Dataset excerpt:
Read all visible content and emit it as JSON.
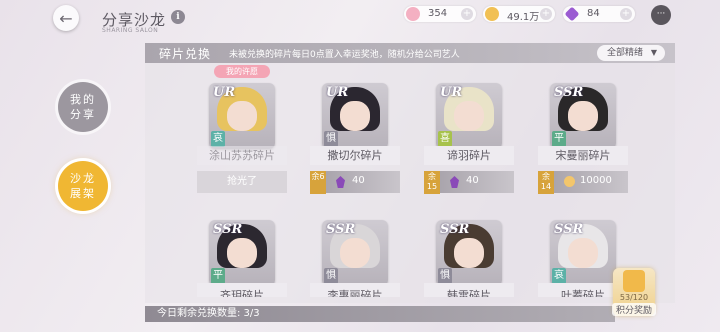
{
  "header": {
    "title": "分享沙龙",
    "subtitle": "SHARING SALON",
    "info_label": "i"
  },
  "currencies": [
    {
      "name": "diamond-currency",
      "value": "354",
      "color": "#f4b0c2"
    },
    {
      "name": "gold-currency",
      "value": "49.1万",
      "color": "#f1c054"
    },
    {
      "name": "crystal-currency",
      "value": "84",
      "color": "#9b5bd2"
    }
  ],
  "currency_plus": "+",
  "nav": {
    "share_label": "我的\n分享",
    "salon_label": "沙龙\n展架"
  },
  "panel": {
    "tab_label": "碎片兑换",
    "description": "未被兑换的碎片每日0点置入幸运奖池，随机分给公司艺人",
    "filter_label": "全部精绪",
    "filter_arrow": "▼"
  },
  "cards_row1": [
    {
      "rarity": "UR",
      "name": "涂山苏苏碎片",
      "attr": "哀",
      "attr_color": "#5cb1a7",
      "status": "抢光了",
      "wish": "我的许愿",
      "remain": "",
      "price": "",
      "hair": "#e7c35f"
    },
    {
      "rarity": "UR",
      "name": "撒切尔碎片",
      "attr": "惧",
      "attr_color": "#8e8b99",
      "status": "",
      "wish": "",
      "remain": "余6",
      "price": "40",
      "currency": "crystal",
      "hair": "#2b2730"
    },
    {
      "rarity": "UR",
      "name": "谛羽碎片",
      "attr": "喜",
      "attr_color": "#a7c24c",
      "status": "",
      "wish": "",
      "remain": "余15",
      "price": "40",
      "currency": "crystal",
      "hair": "#e9e3c8"
    },
    {
      "rarity": "SSR",
      "name": "宋曼丽碎片",
      "attr": "平",
      "attr_color": "#5dab8a",
      "status": "",
      "wish": "",
      "remain": "余14",
      "price": "10000",
      "currency": "gold",
      "hair": "#2a2829"
    }
  ],
  "cards_row2": [
    {
      "rarity": "SSR",
      "name": "齐玥碎片",
      "attr": "平",
      "attr_color": "#5dab8a",
      "hair": "#2c2830"
    },
    {
      "rarity": "SSR",
      "name": "李惠丽碎片",
      "attr": "惧",
      "attr_color": "#8e8b99",
      "hair": "#d9d6d8"
    },
    {
      "rarity": "SSR",
      "name": "韩雷碎片",
      "attr": "惧",
      "attr_color": "#8e8b99",
      "hair": "#4a3c32"
    },
    {
      "rarity": "SSR",
      "name": "叶蓁碎片",
      "attr": "哀",
      "attr_color": "#5cb1a7",
      "hair": "#e8e6e8"
    }
  ],
  "footer": {
    "remaining_text": "今日剩余兑换数量: 3/3"
  },
  "reward": {
    "progress": "53/120",
    "label": "积分奖励"
  },
  "chat_icon": "···"
}
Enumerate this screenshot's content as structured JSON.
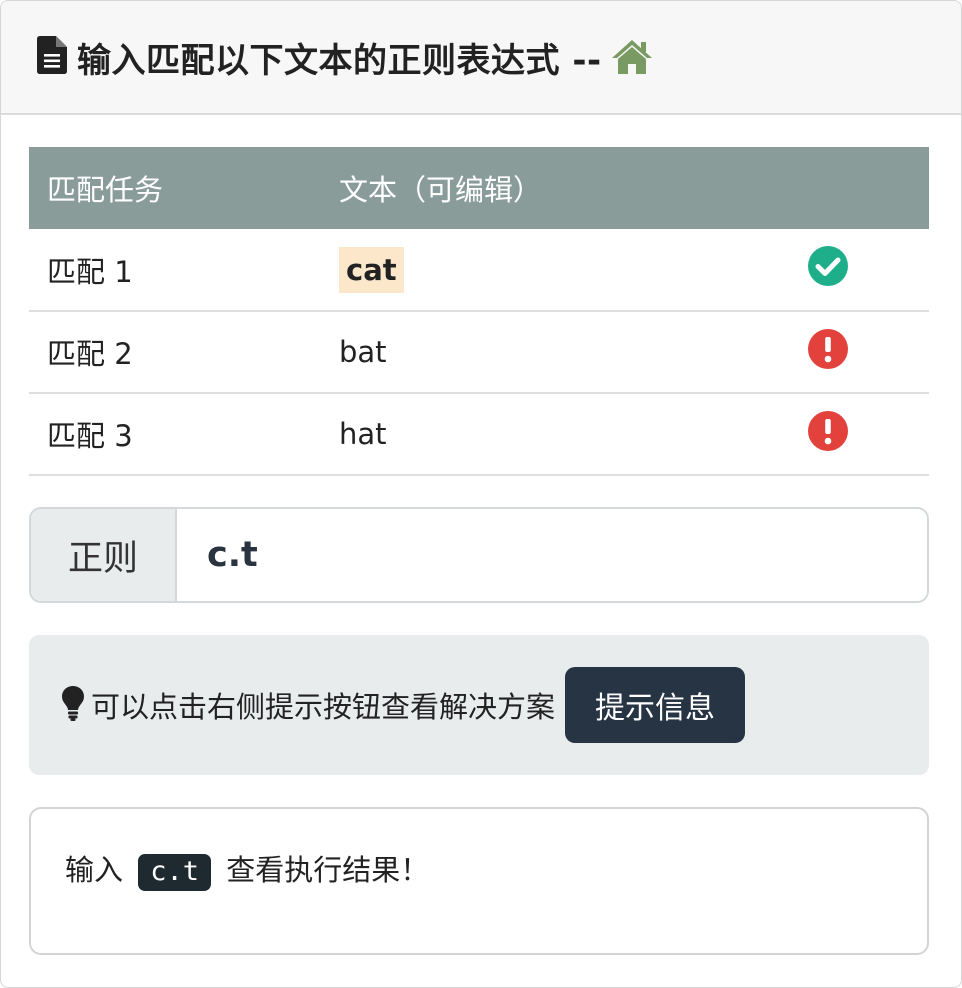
{
  "header": {
    "title": "输入匹配以下文本的正则表达式 --",
    "doc_icon": "document-icon",
    "home_icon": "home-icon",
    "home_color": "#7a9a63"
  },
  "table": {
    "headers": [
      "匹配任务",
      "文本（可编辑）"
    ],
    "rows": [
      {
        "task": "匹配 1",
        "text": "cat",
        "status": "matched",
        "status_icon": "check-circle-icon",
        "status_color": "#1fae8a"
      },
      {
        "task": "匹配 2",
        "text": "bat",
        "status": "not-matched",
        "status_icon": "exclamation-circle-icon",
        "status_color": "#e2423b"
      },
      {
        "task": "匹配 3",
        "text": "hat",
        "status": "not-matched",
        "status_icon": "exclamation-circle-icon",
        "status_color": "#e2423b"
      }
    ],
    "header_color": "#899c9a",
    "highlight_color": "#fde7cb"
  },
  "regex": {
    "label": "正则",
    "value": "c.t"
  },
  "hint": {
    "icon": "lightbulb-icon",
    "text": "可以点击右侧提示按钮查看解决方案",
    "button_label": "提示信息"
  },
  "result": {
    "prefix": "输入",
    "code": "c.t",
    "suffix": "查看执行结果！"
  }
}
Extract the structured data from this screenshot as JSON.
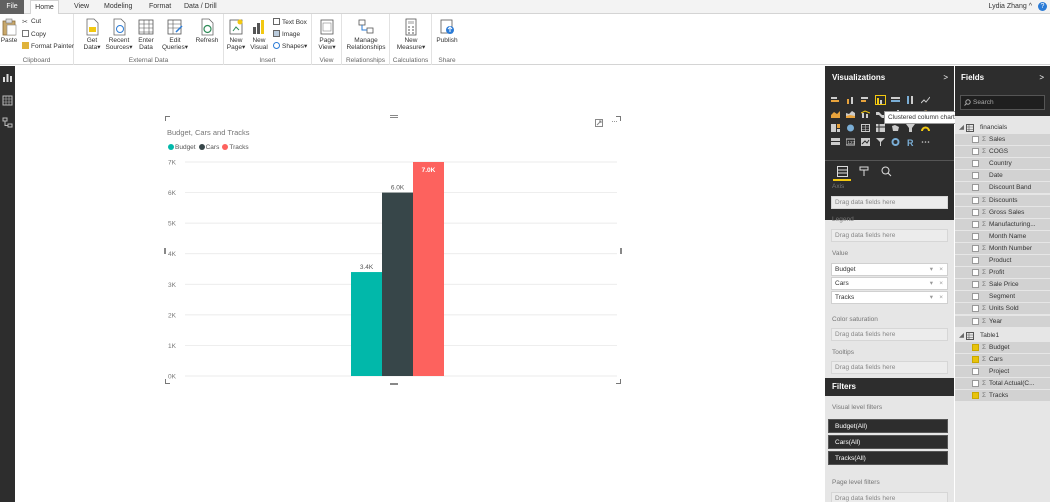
{
  "tabs": {
    "file": "File",
    "home": "Home",
    "view": "View",
    "modeling": "Modeling",
    "format": "Format",
    "datadrill": "Data / Drill"
  },
  "user": {
    "name": "Lydia Zhang",
    "help": "?"
  },
  "ribbon": {
    "paste": "Paste",
    "cut": "Cut",
    "copy": "Copy",
    "format_painter": "Format Painter",
    "clipboard": "Clipboard",
    "get_data": "Get Data",
    "recent_sources": "Recent Sources",
    "enter_data": "Enter Data",
    "edit_queries": "Edit Queries",
    "refresh": "Refresh",
    "external_data": "External Data",
    "new_page": "New Page",
    "new_visual": "New Visual",
    "text_box": "Text Box",
    "image": "Image",
    "shapes": "Shapes",
    "insert": "Insert",
    "page_view": "Page View",
    "view": "View",
    "manage_relationships": "Manage Relationships",
    "relationships": "Relationships",
    "new_measure": "New Measure",
    "calculations": "Calculations",
    "publish": "Publish",
    "share": "Share"
  },
  "visual": {
    "title": "Budget, Cars and Tracks"
  },
  "chart_data": {
    "type": "bar",
    "title": "Budget, Cars and Tracks",
    "categories": [
      ""
    ],
    "series": [
      {
        "name": "Budget",
        "values": [
          3400
        ],
        "label": "3.4K",
        "color": "#01b8aa"
      },
      {
        "name": "Cars",
        "values": [
          6000
        ],
        "label": "6.0K",
        "color": "#374649"
      },
      {
        "name": "Tracks",
        "values": [
          7000
        ],
        "label": "7.0K",
        "color": "#fd625e"
      }
    ],
    "yticks": [
      "0K",
      "1K",
      "2K",
      "3K",
      "4K",
      "5K",
      "6K",
      "7K"
    ],
    "ylim": [
      0,
      7000
    ],
    "legend": "top-left",
    "grid": true
  },
  "viz": {
    "header": "Visualizations",
    "tooltip": "Clustered column chart",
    "axis": "Axis",
    "axis_well": "Drag data fields here",
    "legend": "Legend",
    "legend_well": "Drag data fields here",
    "value": "Value",
    "value_fields": [
      "Budget",
      "Cars",
      "Tracks"
    ],
    "color_sat": "Color saturation",
    "color_well": "Drag data fields here",
    "tooltips": "Tooltips",
    "tooltips_well": "Drag data fields here",
    "filters": "Filters",
    "visual_level": "Visual level filters",
    "filter_items": [
      "Budget(All)",
      "Cars(All)",
      "Tracks(All)"
    ],
    "page_level": "Page level filters",
    "page_well": "Drag data fields here"
  },
  "fields": {
    "header": "Fields",
    "search": "Search",
    "table1_name": "financials",
    "financials": [
      {
        "name": "Sales",
        "sigma": true,
        "checked": false
      },
      {
        "name": "COGS",
        "sigma": true,
        "checked": false
      },
      {
        "name": "Country",
        "sigma": false,
        "checked": false
      },
      {
        "name": "Date",
        "sigma": false,
        "checked": false
      },
      {
        "name": "Discount Band",
        "sigma": false,
        "checked": false
      },
      {
        "name": "Discounts",
        "sigma": true,
        "checked": false
      },
      {
        "name": "Gross Sales",
        "sigma": true,
        "checked": false
      },
      {
        "name": "Manufacturing...",
        "sigma": true,
        "checked": false
      },
      {
        "name": "Month Name",
        "sigma": false,
        "checked": false
      },
      {
        "name": "Month Number",
        "sigma": true,
        "checked": false
      },
      {
        "name": "Product",
        "sigma": false,
        "checked": false
      },
      {
        "name": "Profit",
        "sigma": true,
        "checked": false
      },
      {
        "name": "Sale Price",
        "sigma": true,
        "checked": false
      },
      {
        "name": "Segment",
        "sigma": false,
        "checked": false
      },
      {
        "name": "Units Sold",
        "sigma": true,
        "checked": false
      },
      {
        "name": "Year",
        "sigma": true,
        "checked": false
      }
    ],
    "table2_name": "Table1",
    "table1": [
      {
        "name": "Budget",
        "sigma": true,
        "checked": true
      },
      {
        "name": "Cars",
        "sigma": true,
        "checked": true
      },
      {
        "name": "Project",
        "sigma": false,
        "checked": false
      },
      {
        "name": "Total Actual(C...",
        "sigma": true,
        "checked": false
      },
      {
        "name": "Tracks",
        "sigma": true,
        "checked": true
      }
    ]
  }
}
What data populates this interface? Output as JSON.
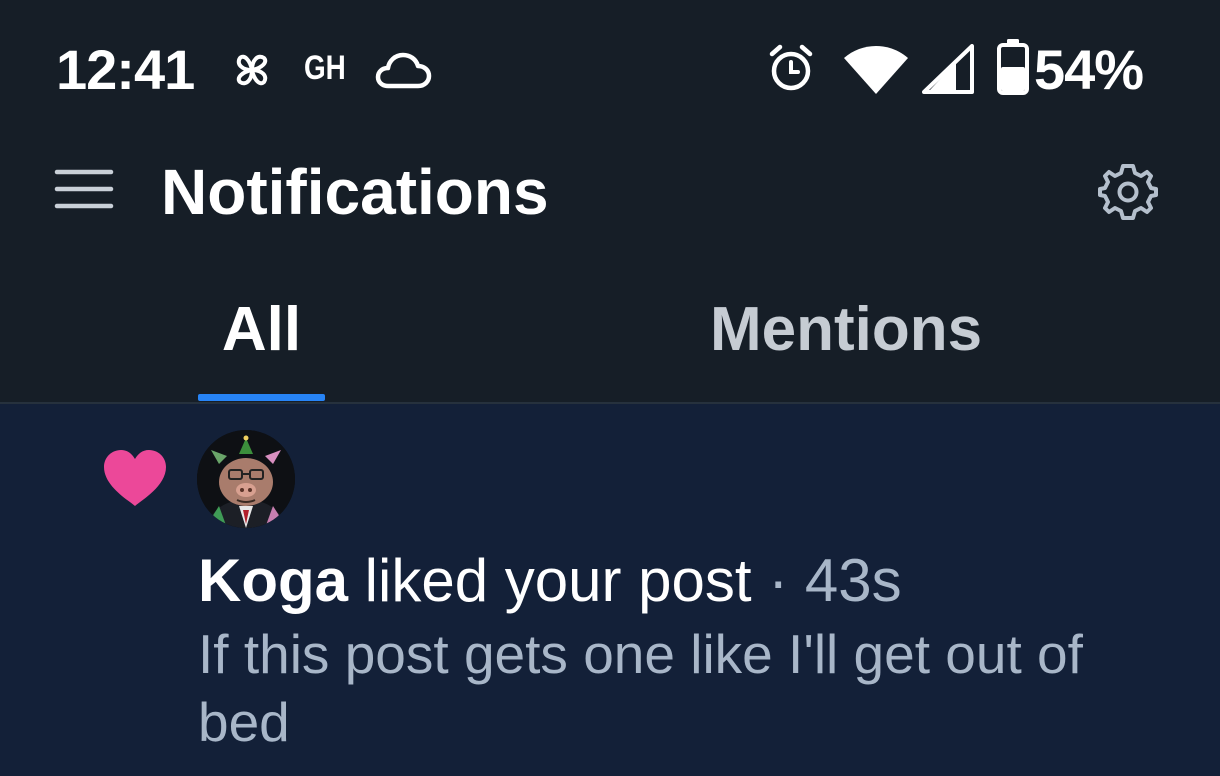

*WHAT YOU WILL DO*: From the listing above, collect every line that mentions the word "here".

*RESULT OF THE EXERCISE*:
    "axis_well": "Drag data fields here",
    "legend_well": "Drag data fields here",
    "color_well": "Drag data fields here",
    "tooltips_well": "Drag data fields here",
    "page_well": "Drag data fields here"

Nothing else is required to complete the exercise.